──────── DATA EXTRACT

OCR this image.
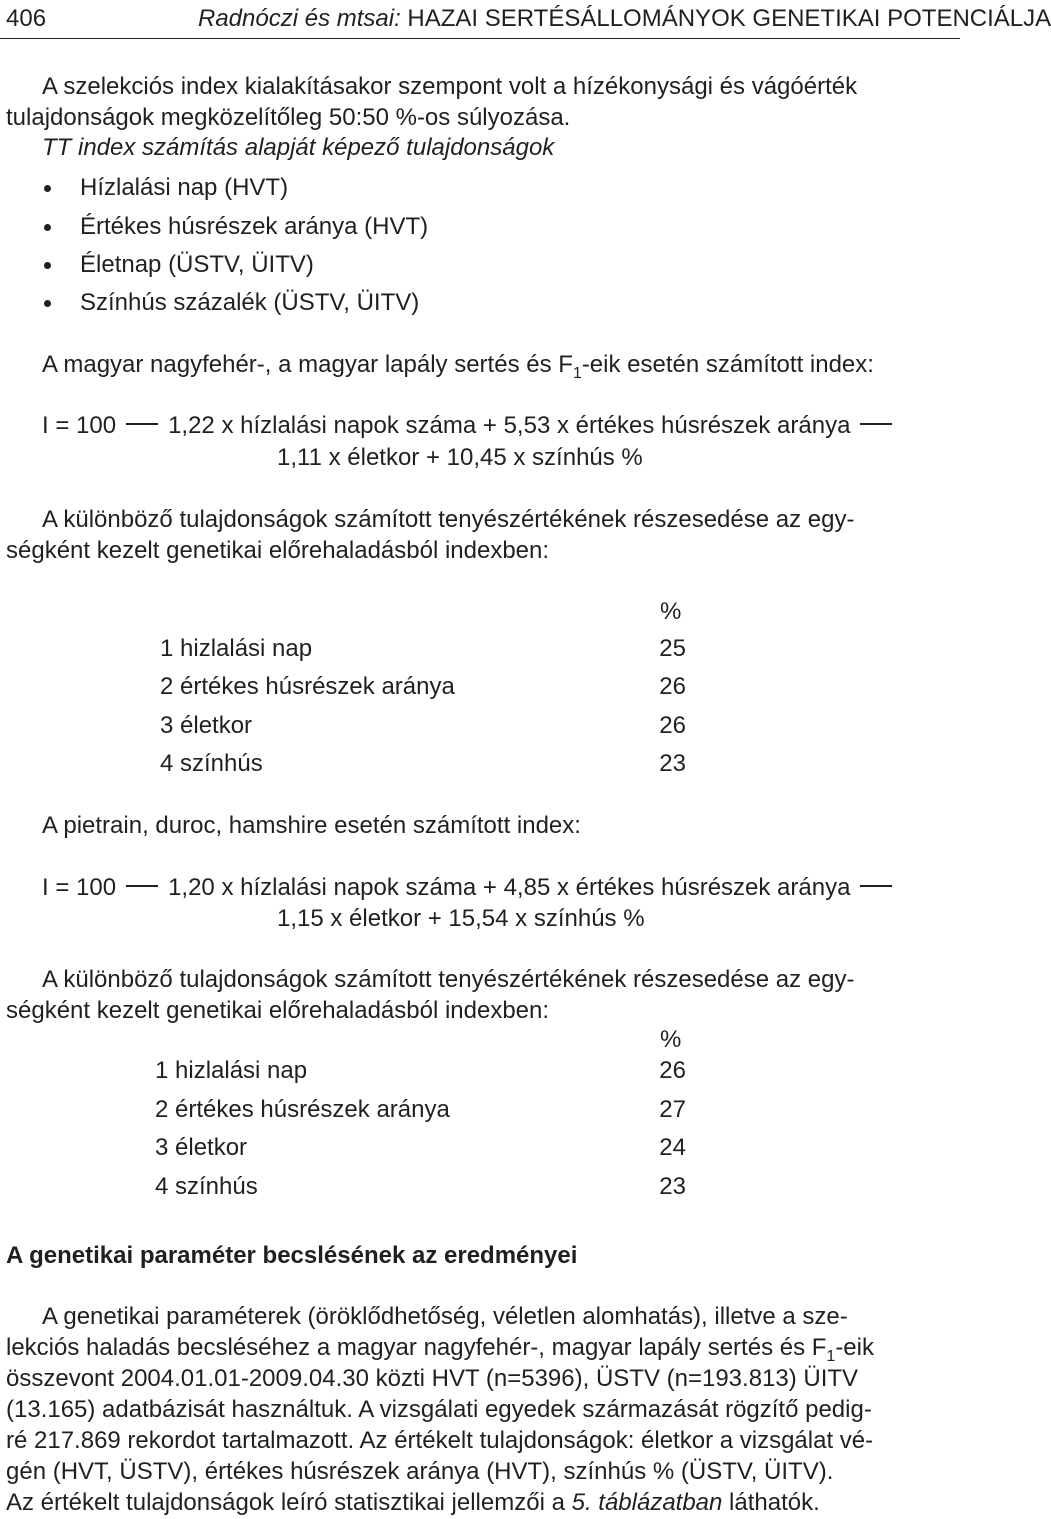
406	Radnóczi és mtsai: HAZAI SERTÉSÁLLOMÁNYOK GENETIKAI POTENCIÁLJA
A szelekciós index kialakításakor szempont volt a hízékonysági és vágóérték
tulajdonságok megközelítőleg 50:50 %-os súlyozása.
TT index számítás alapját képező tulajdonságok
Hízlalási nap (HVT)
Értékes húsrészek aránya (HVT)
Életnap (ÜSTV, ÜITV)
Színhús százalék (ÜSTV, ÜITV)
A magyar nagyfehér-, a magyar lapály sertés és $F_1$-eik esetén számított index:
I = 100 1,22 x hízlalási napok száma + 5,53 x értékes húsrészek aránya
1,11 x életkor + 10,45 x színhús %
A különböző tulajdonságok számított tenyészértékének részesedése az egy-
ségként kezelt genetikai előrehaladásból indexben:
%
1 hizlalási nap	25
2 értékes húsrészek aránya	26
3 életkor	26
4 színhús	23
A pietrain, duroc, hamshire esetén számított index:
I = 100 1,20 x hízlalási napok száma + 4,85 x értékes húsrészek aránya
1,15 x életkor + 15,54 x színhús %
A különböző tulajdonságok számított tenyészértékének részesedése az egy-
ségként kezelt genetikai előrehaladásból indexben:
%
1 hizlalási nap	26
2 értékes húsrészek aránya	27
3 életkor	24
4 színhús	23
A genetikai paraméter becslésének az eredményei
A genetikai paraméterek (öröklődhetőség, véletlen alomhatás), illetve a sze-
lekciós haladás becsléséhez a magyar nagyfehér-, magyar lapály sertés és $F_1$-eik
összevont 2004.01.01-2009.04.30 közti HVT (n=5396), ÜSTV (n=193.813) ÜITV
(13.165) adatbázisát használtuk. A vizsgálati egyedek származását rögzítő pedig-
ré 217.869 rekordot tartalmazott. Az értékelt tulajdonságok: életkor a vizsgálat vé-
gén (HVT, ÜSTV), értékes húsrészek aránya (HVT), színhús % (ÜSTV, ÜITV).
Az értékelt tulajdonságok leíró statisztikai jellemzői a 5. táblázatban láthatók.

────────────────

AIM OF THE EXERCISE - Every record must be copied exactly, with images dropped from the result.

TASK RESPONSE -
OCR this image.
406	Radnóczi és mtsai: HAZAI SERTÉSÁLLOMÁNYOK GENETIKAI POTENCIÁLJA
A szelekciós index kialakításakor szempont volt a hízékonysági és vágóérték
tulajdonságok megközelítőleg 50:50 %-os súlyozása.
TT index számítás alapját képező tulajdonságok
Hízlalási nap (HVT)
Értékes húsrészek aránya (HVT)
Életnap (ÜSTV, ÜITV)
Színhús százalék (ÜSTV, ÜITV)
A magyar nagyfehér-, a magyar lapály sertés és $F_1$-eik esetén számított index:
I = 100 1,22 x hízlalási napok száma + 5,53 x értékes húsrészek aránya
1,11 x életkor + 10,45 x színhús %
A különböző tulajdonságok számított tenyészértékének részesedése az egy-
ségként kezelt genetikai előrehaladásból indexben:
%
1 hizlalási nap	25
2 értékes húsrészek aránya	26
3 életkor	26
4 színhús	23
A pietrain, duroc, hamshire esetén számított index:
I = 100 1,20 x hízlalási napok száma + 4,85 x értékes húsrészek aránya
1,15 x életkor + 15,54 x színhús %
A különböző tulajdonságok számított tenyészértékének részesedése az egy-
ségként kezelt genetikai előrehaladásból indexben:
%
1 hizlalási nap	26
2 értékes húsrészek aránya	27
3 életkor	24
4 színhús	23
A genetikai paraméter becslésének az eredményei
A genetikai paraméterek (öröklődhetőség, véletlen alomhatás), illetve a sze-
lekciós haladás becsléséhez a magyar nagyfehér-, magyar lapály sertés és $F_1$-eik
összevont 2004.01.01-2009.04.30 közti HVT (n=5396), ÜSTV (n=193.813) ÜITV
(13.165) adatbázisát használtuk. A vizsgálati egyedek származását rögzítő pedig-
ré 217.869 rekordot tartalmazott. Az értékelt tulajdonságok: életkor a vizsgálat vé-
gén (HVT, ÜSTV), értékes húsrészek aránya (HVT), színhús % (ÜSTV, ÜITV).
Az értékelt tulajdonságok leíró statisztikai jellemzői a 5. táblázatban láthatók.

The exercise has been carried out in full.